Exercise objective:
Return only the lines starting at the line that contains "Output the underlying" and ending with the final line of the listing; include both endpoints.

— start —

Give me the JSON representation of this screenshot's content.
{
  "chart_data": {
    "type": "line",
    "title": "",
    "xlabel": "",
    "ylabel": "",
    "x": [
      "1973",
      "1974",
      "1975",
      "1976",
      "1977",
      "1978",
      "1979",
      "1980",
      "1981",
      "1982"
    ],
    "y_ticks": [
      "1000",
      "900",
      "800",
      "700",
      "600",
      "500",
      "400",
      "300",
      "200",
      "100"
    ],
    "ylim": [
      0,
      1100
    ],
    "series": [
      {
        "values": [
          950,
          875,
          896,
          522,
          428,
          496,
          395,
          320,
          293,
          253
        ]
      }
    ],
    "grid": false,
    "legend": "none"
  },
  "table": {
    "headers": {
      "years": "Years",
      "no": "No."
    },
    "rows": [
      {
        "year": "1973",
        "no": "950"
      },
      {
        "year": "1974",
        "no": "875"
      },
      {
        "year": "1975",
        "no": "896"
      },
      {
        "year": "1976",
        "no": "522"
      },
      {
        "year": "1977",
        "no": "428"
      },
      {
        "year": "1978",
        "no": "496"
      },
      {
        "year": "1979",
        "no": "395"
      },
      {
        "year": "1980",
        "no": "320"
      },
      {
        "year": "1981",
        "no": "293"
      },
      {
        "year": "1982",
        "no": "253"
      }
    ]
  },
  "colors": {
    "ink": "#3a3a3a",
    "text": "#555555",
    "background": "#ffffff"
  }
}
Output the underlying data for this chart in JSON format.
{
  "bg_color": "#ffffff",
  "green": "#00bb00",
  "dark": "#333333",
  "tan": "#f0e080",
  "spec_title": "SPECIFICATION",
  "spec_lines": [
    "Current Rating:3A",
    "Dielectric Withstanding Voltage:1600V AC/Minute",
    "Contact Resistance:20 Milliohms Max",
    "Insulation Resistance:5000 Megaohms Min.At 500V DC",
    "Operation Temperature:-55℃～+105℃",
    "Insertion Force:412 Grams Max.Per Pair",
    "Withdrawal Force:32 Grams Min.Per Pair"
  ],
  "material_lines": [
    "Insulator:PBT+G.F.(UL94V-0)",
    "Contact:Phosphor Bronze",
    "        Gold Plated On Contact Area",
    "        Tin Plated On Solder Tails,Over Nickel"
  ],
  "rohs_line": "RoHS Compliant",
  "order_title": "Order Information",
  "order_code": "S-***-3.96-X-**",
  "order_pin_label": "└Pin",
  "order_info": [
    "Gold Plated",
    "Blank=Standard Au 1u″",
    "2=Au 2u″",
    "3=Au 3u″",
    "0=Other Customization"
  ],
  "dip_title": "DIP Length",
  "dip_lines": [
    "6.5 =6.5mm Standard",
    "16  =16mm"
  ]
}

— end —

Reply:
Output the underlying data for this chart in JSON format.
{
  "bg_color": "#ffffff",
  "green": "#00bb00",
  "dark": "#333333",
  "tan": "#f0e080",
  "spec_title": "SPECIFICATION",
  "spec_lines": [
    "Current Rating:3A",
    "Dielectric Withstanding Voltage:1600V AC/Minute",
    "Contact Resistance:20 Milliohms Max",
    "Insulation Resistance:5000 Megaohms Min.At 500V DC",
    "Operation Temperature:-55℃～+105℃",
    "Insertion Force:412 Grams Max.Per Pair",
    "Withdrawal Force:32 Grams Min.Per Pair"
  ],
  "material_lines": [
    "Insulator:PBT+G.F.(UL94V-0)",
    "Contact:Phosphor Bronze",
    "        Gold Plated On Contact Area",
    "        Tin Plated On Solder Tails,Over Nickel"
  ],
  "rohs_line": "RoHS Compliant",
  "order_title": "Order Information",
  "order_code": "S-***-3.96-X-**",
  "order_pin_label": "└Pin",
  "order_info": [
    "Gold Plated",
    "Blank=Standard Au 1u″",
    "2=Au 2u″",
    "3=Au 3u″",
    "0=Other Customization"
  ],
  "dip_title": "DIP Length",
  "dip_lines": [
    "6.5 =6.5mm Standard",
    "16  =16mm"
  ]
}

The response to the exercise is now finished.